═════ Provided information ═════

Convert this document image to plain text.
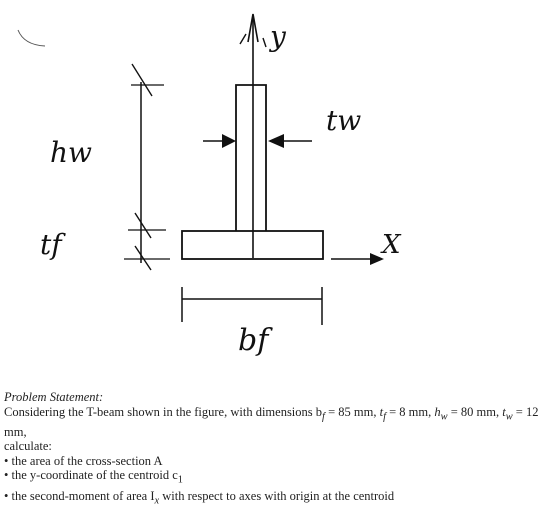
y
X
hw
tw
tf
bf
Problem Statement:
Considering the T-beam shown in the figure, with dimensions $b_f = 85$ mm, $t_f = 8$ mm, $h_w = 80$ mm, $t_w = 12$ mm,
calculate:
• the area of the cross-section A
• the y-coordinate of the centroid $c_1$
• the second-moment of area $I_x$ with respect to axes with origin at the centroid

═════
═════ Provided information ═════

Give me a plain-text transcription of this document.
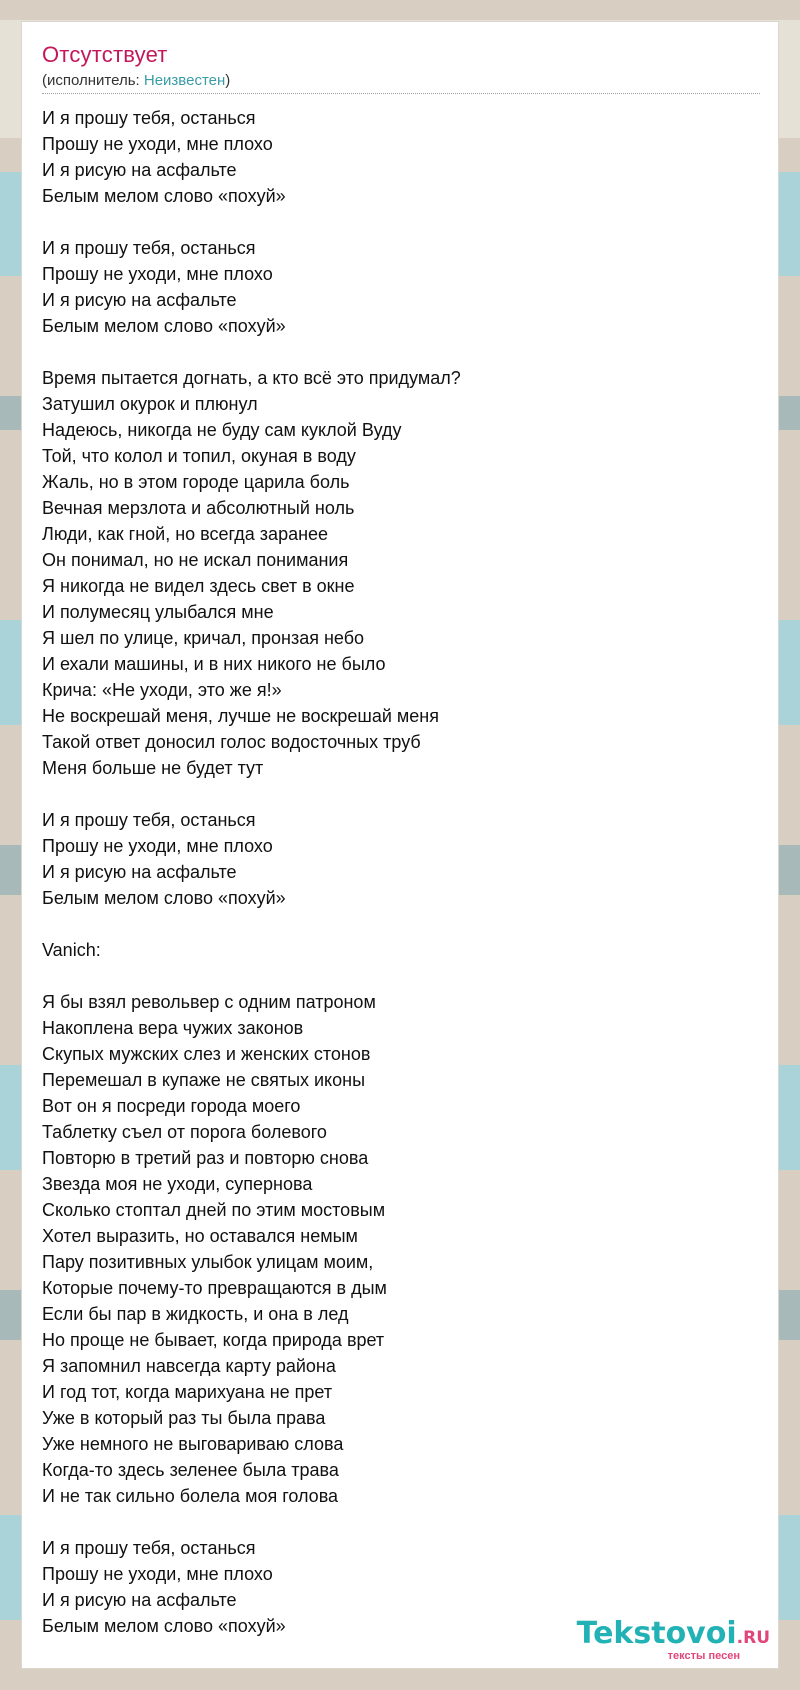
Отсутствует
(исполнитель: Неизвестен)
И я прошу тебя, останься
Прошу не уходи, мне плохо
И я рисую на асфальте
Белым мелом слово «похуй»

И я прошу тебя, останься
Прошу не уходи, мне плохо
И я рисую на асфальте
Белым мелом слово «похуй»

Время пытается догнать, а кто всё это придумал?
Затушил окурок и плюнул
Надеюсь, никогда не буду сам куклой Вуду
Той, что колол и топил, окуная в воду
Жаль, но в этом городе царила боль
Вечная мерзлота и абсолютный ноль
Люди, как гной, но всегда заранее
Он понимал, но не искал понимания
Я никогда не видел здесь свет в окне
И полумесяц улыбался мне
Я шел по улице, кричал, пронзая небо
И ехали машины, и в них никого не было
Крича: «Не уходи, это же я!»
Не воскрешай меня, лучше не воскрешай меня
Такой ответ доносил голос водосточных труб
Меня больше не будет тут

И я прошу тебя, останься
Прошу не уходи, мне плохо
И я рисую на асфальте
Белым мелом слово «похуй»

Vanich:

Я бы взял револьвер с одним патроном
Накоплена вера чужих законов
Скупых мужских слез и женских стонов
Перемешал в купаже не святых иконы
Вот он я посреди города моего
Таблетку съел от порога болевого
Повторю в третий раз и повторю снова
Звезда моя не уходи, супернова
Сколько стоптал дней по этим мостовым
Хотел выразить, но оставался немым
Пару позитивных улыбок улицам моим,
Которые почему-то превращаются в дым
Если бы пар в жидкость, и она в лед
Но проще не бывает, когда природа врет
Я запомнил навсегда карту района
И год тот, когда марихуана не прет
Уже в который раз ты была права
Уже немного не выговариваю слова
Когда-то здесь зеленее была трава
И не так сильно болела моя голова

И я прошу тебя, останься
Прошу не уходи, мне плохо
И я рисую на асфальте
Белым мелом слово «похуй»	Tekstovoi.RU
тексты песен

═════
═════ Provided information ═════

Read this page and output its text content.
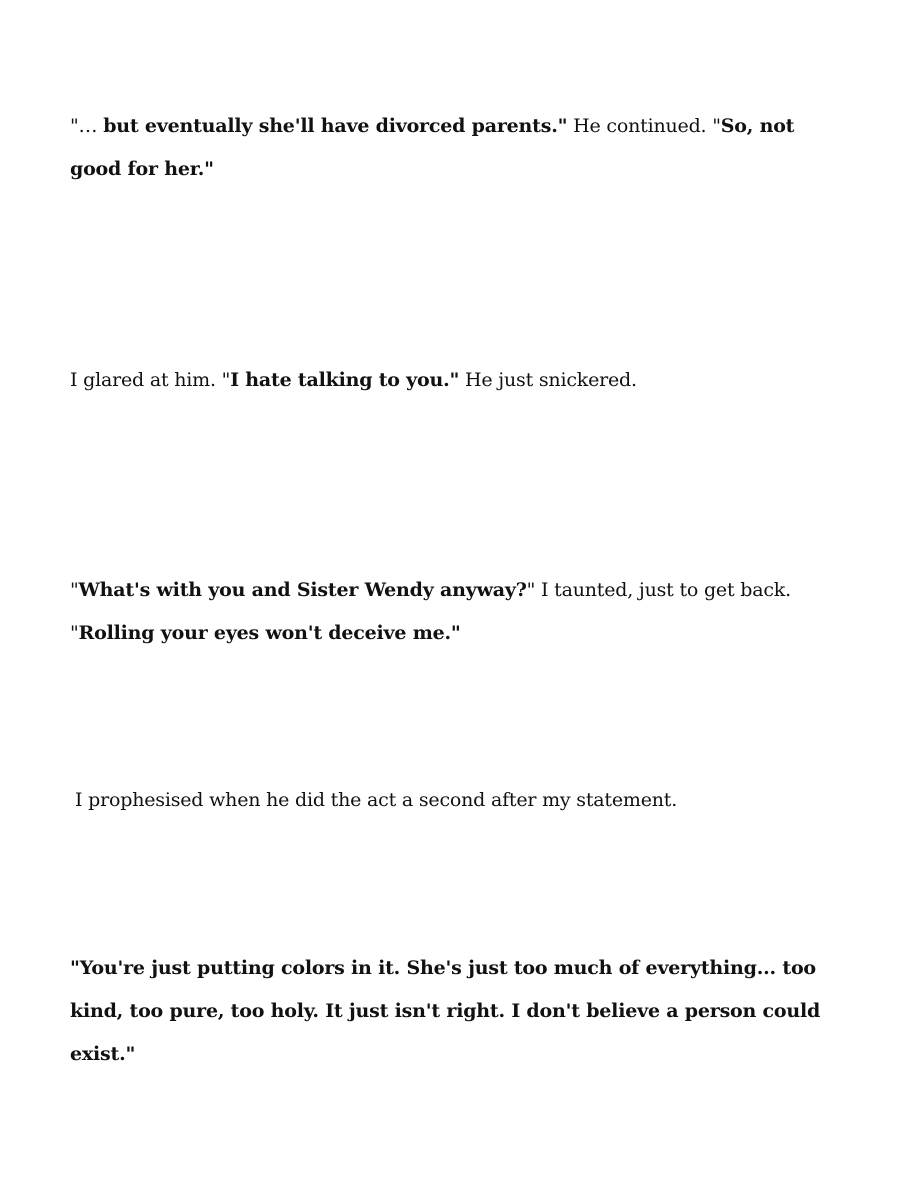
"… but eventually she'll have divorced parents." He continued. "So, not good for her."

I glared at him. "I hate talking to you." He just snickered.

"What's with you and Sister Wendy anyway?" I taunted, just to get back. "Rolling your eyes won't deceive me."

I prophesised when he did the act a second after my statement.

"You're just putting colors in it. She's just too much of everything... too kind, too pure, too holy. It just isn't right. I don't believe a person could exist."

═════

Task:
Pick out every line with the string "second" and copy it.

Exercise solution:
• the second-moment of area $I_x$ with respect to axes with origin at the centroid
I prophesised when he did the act a second after my statement.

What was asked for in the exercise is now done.